*FRAGMENT DOKUMENTU:*

--------------------

Uwielbiamy podpuszczać, drażnić i prowokować swojego współmałżonka. Jesteśmy w tym szczególnie "dobrzy", gdy mamy publikę - impreza u znajomych świetnie się przy tym sprawdzi. Obnażanie jego słabości przed innymi, wbicie przysłowiowej "szpileczki" poprawia nam samopoczucie. Za takim zachowaniem może jednak kryć się na przykład wołanie o konieczność rozmowy na ważny temat. Lepiej jednak skorzystać w tym celu z bardziej cywilizowanych metod...

Ty nigdy ! Ty zawsze !

Trudne emocje takie jak złość, wściekłość, smutek, wstyd czy lęk są "wyzwalaczami" słów, które zamiast budować - blokują komunikację i porozumienie. Komunikaty typu "Ty zawsze" lub "Ty nigdy" tak naprawdę zamykają współmałżonka na rozmowę i zmianę. Bo skoro "On zawsze..", to w owym "zawsze" nie ma już przecież przestrzeni na wprowadzenie jakichkolwiek zmian. Nie ma znaczenia, czy owe zwroty pokrywają się z rzeczywistością. Naszej frustracji stało się zadość - w końcu o to chodziło.  "Nakręcenie" takiej kłótni często kończy się żalem, łzami, a nawet rozstaniem.

Ciche dni

Nie ma nic bardziej zabijającego dla związku niż tzw. ciche dni. Zdaniem specjalistów są one znacznie bardziej niebezpieczne niż kłótnia, której obecność świadczy o łączących małżeństwo emocjach i uczuciach. Brak rozmów o nich, unikanie ich lub tzw. rozmowy na tematy "zastępcze" - to preludium do rozpadu małżeństwa. Nie dzieląc się z mężem lub żoną swoim światem przeżyć, nie interesując się jego lub jej wewnętrznym światem pielęgnujemy jedynie tendencję do wybuchów negatywnych emocji, które gromadzą się w nas w wyniku długotrwałego milczenia... 

Przerywanie i wchodzenie w słowo

Zwykle robimy to odruchowo. Za tym odruchem stoi jednak przekonanie, że to "my wiemy lepiej". Taka postawa jest nie tylko niekulturalna, bo uniemożliwia drugiej osobie wypowiedzenie się do końca, naraża ją na utratę wątku, ale też pokazuje osobie, która właśnie się wypowiada, że jest ignorowana, nie jest wysłuchiwana. W taki sposób bardzo łatwo zamknąć ją na wszelka komunikację.

--------------------

*ZAWARTOŚĆ DANYCH:*

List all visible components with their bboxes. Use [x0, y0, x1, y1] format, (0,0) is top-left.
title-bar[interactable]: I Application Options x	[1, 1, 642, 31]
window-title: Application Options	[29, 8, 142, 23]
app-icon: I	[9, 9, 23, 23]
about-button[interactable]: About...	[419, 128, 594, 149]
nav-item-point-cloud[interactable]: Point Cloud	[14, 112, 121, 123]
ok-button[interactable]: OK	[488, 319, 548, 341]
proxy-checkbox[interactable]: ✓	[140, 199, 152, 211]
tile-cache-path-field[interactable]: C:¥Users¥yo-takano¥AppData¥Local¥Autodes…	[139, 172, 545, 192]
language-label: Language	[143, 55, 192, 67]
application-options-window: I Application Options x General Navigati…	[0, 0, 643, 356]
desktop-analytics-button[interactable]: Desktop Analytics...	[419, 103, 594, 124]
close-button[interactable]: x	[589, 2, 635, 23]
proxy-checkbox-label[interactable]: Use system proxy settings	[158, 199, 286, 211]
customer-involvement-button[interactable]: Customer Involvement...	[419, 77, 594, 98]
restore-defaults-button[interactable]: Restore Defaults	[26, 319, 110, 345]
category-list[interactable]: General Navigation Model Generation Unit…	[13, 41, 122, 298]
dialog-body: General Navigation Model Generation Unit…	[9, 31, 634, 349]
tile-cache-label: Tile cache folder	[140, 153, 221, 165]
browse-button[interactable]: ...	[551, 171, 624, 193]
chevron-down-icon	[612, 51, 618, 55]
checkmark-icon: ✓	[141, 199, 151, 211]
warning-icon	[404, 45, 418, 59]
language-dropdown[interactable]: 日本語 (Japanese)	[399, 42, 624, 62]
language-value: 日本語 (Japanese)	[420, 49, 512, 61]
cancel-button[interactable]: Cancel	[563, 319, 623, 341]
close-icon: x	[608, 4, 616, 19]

--------------------

*TWOJE ZADANIA:*
1 > Wypisz wszystkie trudne emocje wymienione w tekście o komunikacji w małżeństwie.
2 > Streść tekst o komunikacji w małżeństwie w dwóch zdaniach.
3 > Dopisz dalszy ciąg tekstu o komunikacji w małżeństwie, zaczynając po jego ostatnim zdaniu.
Dane to osobny materiał, niezwiązany z tekstem.

*ODPOWIEDZI DO ZADAŃ:*
1 > złość, wściekłość, smutek, wstyd, lęk

2 > Tekst omawia kilka zachowań w rozmowach małżonków: publiczne prowokowanie współmałżonka, za którym może się kryć potrzeba rozmowy, komunikaty „Ty zawsze” i „Ty nigdy”, ciche dni oraz przerywanie. Komunikaty te i przerywanie zamykają drugą osobę na rozmowę, a ciche dni specjaliści uznają za groźniejsze od kłótni i za preludium do rozpadu małżeństwa.

3 >
Inne przekraczanie granic

Wścibskie wypytywanie o intymne szczegóły, zarzucanie pytaniami... Takie zachowania są szczególnym rodzajem naruszania granic współmałżonka. Może zdarzyć się tak, że dana osoba z różnych powodów (do których ma prawo) nie będzie chciała dzielić się jakąś grupą informacji czy wątkiem. Także w ramach małżeństwa każda ze stron ma prawo do swojej osobistej integralności, własnych tajemnic, tudzież do braku gotowości podzielenia się jakimś obszarem wiedzy. 


Wszystkie wymienione postawy i zachowania nie tylko nie służą budowaniu zgodnego małżeństwa opartego na szacunku i dialogu, ale przede wszystkim ranią. Długofalowe bycie odbiorcą tych zranień, bez umiejętności i zastosowania konstruktywnych strategii radzenia sobie z nimi, może w efekcie spowodować poważny kryzys małżeński, a nawet doprowadzić do przemocy psychicznej. Ta z kolei jest przyczyną rozwarstwienia się osobowości człowieka, który będzie zdolny do normalnego, zdrowego funkcjonowania dopiero po kilku latach psychoterapii, na której przepracuje problemy swojego małżeństwa... Warto więc pamiętać, że człowiek jest istotą społeczną, stworzoną do miłości. Jednym z jej narzędzi jest zdrowa, podmiotowa komunikacja i dialog. Warto się jej nauczyć.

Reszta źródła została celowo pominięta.